[READING TEXT]
★ ★ ★

City of Franklin v. Badger Ford Truck Sales, Inc.

Decision Date05 June 1973
Docket NumberNo. 198,198
Citation58 Wis.2d 641,207 N.W.2d 866
PartiesCITY OF FRANKLIN et al., Plaintiffs-Respondents, v. BADGER FORD TRUCK SALES, INC., et al., Defendants-Respondents, Ford Motor Car Co., Defendant-Appellant.
CourtWisconsin Supreme Court

Merten, Connell & Sisolak, Milwaukee, for appellant.

Gibbs, Roper & Fifield, Milwaukee, for plaintiffs-respondents.

Kivett & Kasdorf, Milwaukee, James P. Reardon, Milwaukee, of counsel, for respondent Badger Ford.

Walter Eugene Brown, Milwaukee, for respondent Gunite Div. of Kelsey Hayes Co.

ROBERT W. HANSEN, Justice.

The municipality (Franklin) sued the sales company (Badger), the chassis maker (Ford), and the wheel maker (Gunite), alleging each liable under products liability 1 for the sale to the city of a fire truck chassis with a defective wheel. The fire truck was damaged when it tipped over while negotiating a turn in responding to a fire call.

CAUSE OF ACCIDENT. Did the wheel fail because the truck tipped over? Or did the truck tip over because the wheel failed? The affirmative answers of the jury as to defective construction of the wheel and causal connection between defect and accident 2 answer that inquiry. There is expert and lay testimony in the record to support the jury finding that the cause of the accident was the defective construction of the wheel. The dictionary definition of 'defective,' as here used is: '. . . wanting in something essential: falling below an accepted standard in regularity and soundness of form or structure . . .' 3 Such want of something necessary for completeness is here not a matter of supplying a wheel that did not conform to the city's specifications in any obvious or apparent way. Gunite manufactured and Ford attached to the chassis and Badger furnished a wheel that was designed and built by Gunite to meet the specifications as to weight load. The jury's verdict compels the conclusion that the actual wheel furnished was defectively constructed, meaning that it had a defect or imperfection so that, while the wheel appeared to meet the specifications, it in fact did not do so.

★ ★ ★

[RECORDS FOR THE EXERCISE]
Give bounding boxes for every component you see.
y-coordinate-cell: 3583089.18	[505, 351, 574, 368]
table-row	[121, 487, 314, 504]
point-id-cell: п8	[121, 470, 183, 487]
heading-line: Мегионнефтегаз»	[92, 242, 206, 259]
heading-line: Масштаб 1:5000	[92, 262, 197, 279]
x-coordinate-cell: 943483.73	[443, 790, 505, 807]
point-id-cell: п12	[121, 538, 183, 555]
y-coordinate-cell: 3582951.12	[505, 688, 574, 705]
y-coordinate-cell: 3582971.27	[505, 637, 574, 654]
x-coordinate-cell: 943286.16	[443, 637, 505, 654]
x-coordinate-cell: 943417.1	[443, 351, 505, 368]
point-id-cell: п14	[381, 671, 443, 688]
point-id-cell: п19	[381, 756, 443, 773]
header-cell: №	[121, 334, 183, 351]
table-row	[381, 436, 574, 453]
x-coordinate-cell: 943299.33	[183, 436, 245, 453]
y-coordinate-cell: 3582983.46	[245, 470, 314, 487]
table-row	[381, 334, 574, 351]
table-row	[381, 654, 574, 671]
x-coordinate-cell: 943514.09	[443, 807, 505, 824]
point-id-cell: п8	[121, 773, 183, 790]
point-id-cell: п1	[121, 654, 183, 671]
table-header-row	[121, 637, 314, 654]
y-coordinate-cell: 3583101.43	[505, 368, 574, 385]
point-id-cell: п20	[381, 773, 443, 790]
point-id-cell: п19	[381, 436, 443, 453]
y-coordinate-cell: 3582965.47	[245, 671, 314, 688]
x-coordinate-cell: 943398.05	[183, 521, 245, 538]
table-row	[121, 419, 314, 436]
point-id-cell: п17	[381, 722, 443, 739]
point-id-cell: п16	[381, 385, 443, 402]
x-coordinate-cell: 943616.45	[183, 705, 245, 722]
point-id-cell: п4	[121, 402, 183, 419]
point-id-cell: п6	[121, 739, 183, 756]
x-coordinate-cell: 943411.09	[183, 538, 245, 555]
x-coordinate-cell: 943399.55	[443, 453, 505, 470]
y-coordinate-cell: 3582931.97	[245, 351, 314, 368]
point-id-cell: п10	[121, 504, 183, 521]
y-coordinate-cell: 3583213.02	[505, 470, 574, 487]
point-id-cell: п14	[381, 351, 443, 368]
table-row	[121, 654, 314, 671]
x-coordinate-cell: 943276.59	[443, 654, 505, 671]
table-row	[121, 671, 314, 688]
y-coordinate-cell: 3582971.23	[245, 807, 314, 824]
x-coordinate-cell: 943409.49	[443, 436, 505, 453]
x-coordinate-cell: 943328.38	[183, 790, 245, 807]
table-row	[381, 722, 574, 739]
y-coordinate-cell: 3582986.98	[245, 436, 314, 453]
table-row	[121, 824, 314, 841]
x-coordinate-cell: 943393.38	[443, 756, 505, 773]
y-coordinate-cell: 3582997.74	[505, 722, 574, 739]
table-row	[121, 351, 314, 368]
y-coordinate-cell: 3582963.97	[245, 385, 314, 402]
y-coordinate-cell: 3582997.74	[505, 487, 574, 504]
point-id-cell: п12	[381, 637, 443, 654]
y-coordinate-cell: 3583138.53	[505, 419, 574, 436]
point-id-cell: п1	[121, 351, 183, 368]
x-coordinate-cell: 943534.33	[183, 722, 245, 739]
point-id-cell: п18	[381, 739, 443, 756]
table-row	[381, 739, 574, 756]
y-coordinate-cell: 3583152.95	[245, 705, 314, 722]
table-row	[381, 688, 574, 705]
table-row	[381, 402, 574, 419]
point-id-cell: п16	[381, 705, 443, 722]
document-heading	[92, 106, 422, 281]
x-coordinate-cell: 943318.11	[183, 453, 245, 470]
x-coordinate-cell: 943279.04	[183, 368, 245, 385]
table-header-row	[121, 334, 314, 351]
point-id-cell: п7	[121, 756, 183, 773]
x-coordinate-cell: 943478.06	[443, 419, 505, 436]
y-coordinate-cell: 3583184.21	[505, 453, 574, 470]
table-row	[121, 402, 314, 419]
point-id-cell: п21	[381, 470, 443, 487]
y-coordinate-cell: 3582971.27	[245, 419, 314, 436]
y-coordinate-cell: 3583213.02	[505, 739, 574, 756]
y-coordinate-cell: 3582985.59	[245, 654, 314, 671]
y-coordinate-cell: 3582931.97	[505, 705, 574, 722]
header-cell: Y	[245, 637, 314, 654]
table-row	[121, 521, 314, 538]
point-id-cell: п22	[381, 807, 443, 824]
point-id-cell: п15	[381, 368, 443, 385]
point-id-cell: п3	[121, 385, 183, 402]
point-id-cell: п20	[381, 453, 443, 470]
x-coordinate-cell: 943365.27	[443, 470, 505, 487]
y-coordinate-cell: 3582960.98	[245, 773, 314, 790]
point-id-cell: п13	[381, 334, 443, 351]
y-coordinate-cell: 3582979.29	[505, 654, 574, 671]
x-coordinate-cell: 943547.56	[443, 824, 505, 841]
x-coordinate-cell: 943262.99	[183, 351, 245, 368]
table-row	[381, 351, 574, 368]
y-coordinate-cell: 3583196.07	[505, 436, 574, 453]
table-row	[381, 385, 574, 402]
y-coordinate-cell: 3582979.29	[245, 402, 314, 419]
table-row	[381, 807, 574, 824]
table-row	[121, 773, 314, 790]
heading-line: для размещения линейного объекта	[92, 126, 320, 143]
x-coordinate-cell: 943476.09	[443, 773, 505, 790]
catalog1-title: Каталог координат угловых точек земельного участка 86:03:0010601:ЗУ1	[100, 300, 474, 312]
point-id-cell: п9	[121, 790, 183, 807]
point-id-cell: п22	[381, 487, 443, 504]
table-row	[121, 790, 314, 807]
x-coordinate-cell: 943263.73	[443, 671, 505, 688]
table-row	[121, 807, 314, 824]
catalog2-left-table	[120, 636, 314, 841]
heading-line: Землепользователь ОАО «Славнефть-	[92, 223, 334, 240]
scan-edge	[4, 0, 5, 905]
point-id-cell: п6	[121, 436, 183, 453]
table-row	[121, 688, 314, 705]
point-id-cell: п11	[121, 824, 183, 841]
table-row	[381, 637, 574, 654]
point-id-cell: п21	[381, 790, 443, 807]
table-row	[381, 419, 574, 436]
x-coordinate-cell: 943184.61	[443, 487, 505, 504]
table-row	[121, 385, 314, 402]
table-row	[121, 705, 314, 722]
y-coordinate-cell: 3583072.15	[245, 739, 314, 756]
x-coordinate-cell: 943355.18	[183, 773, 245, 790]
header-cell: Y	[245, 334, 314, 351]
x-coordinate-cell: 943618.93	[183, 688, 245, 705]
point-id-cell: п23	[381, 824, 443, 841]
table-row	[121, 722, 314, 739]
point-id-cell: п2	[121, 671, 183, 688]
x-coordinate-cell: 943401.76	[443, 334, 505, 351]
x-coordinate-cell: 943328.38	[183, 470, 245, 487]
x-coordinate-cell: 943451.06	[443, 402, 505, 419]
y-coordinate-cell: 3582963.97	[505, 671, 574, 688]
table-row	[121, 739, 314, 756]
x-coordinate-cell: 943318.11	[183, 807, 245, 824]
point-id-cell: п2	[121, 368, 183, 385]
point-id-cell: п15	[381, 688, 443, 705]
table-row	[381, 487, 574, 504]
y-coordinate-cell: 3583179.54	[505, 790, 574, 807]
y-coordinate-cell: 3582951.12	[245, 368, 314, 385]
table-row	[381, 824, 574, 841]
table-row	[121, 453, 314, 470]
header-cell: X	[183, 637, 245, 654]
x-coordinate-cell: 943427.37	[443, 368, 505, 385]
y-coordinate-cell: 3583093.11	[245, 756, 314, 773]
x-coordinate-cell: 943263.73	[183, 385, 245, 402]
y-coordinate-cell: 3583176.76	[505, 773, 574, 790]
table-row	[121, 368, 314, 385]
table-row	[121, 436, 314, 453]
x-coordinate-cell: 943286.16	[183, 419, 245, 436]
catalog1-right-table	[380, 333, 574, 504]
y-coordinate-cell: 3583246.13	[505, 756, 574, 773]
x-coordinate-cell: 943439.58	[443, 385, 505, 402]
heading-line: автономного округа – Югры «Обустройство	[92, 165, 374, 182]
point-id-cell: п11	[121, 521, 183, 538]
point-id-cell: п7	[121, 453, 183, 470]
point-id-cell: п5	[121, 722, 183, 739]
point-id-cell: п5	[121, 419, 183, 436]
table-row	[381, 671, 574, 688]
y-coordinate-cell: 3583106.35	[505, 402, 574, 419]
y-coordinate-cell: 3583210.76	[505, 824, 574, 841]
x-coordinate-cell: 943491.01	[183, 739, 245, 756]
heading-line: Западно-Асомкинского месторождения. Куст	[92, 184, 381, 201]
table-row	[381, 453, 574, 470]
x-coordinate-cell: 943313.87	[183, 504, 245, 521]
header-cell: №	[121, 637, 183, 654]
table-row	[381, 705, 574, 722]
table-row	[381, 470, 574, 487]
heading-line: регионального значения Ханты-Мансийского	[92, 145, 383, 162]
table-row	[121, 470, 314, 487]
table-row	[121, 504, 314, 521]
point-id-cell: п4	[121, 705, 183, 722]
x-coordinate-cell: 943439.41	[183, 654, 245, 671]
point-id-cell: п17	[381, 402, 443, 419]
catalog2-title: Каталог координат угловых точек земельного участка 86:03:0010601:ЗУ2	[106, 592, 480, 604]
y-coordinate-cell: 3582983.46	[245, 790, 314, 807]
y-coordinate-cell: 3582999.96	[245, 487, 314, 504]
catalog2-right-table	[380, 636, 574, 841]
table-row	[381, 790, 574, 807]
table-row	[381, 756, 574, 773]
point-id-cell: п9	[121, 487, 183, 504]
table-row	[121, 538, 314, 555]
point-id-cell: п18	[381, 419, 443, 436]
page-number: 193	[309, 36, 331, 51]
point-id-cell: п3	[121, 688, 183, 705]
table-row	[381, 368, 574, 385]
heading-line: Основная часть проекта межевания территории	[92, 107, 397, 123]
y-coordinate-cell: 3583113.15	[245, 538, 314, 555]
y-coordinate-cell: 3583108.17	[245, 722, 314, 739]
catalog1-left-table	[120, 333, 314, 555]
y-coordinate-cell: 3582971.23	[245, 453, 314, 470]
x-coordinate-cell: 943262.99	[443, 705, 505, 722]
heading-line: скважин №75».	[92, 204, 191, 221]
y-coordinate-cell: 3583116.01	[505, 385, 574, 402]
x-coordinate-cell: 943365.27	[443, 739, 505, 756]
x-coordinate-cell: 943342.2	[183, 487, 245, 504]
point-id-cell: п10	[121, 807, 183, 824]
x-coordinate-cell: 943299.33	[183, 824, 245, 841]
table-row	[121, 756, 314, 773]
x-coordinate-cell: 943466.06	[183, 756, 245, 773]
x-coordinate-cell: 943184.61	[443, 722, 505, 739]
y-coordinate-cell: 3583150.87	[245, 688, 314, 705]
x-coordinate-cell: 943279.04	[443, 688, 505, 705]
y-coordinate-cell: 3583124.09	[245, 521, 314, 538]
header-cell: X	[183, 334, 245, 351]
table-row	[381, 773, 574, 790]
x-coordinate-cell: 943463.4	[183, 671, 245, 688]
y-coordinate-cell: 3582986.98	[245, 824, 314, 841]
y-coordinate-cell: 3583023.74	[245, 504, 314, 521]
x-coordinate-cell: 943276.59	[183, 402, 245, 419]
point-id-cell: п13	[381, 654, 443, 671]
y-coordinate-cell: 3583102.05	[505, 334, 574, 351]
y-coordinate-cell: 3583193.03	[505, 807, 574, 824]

★ ★ ★

[PROBLEMS AND TASKS]
a) Quote the part of the court opinion that opens with the words containing "City of Franklin v." and closes with "respondent Badger Ford.".
b) Change "heading-line" to "title-line" in the records, from the first line through the line containing "538, 183, 555]", and give back only those lines, with everything else unchanged.

[RESULTS IN ORDER]
a)
City of Franklin v. Badger Ford Truck Sales, Inc.

Decision Date05 June 1973
Docket NumberNo. 198,198
Citation58 Wis.2d 641,207 N.W.2d 866
PartiesCITY OF FRANKLIN et al., Plaintiffs-Respondents, v. BADGER FORD TRUCK SALES, INC., et al., Defendants-Respondents, Ford Motor Car Co., Defendant-Appellant.
CourtWisconsin Supreme Court

Merten, Connell & Sisolak, Milwaukee, for appellant.

Gibbs, Roper & Fifield, Milwaukee, for plaintiffs-respondents.

Kivett & Kasdorf, Milwaukee, James P. Reardon, Milwaukee, of counsel, for respondent Badger Ford.

b)
Give bounding boxes for every component you see.
y-coordinate-cell: 3583089.18	[505, 351, 574, 368]
table-row	[121, 487, 314, 504]
point-id-cell: п8	[121, 470, 183, 487]
title-line: Мегионнефтегаз»	[92, 242, 206, 259]
title-line: Масштаб 1:5000	[92, 262, 197, 279]
x-coordinate-cell: 943483.73	[443, 790, 505, 807]
point-id-cell: п12	[121, 538, 183, 555]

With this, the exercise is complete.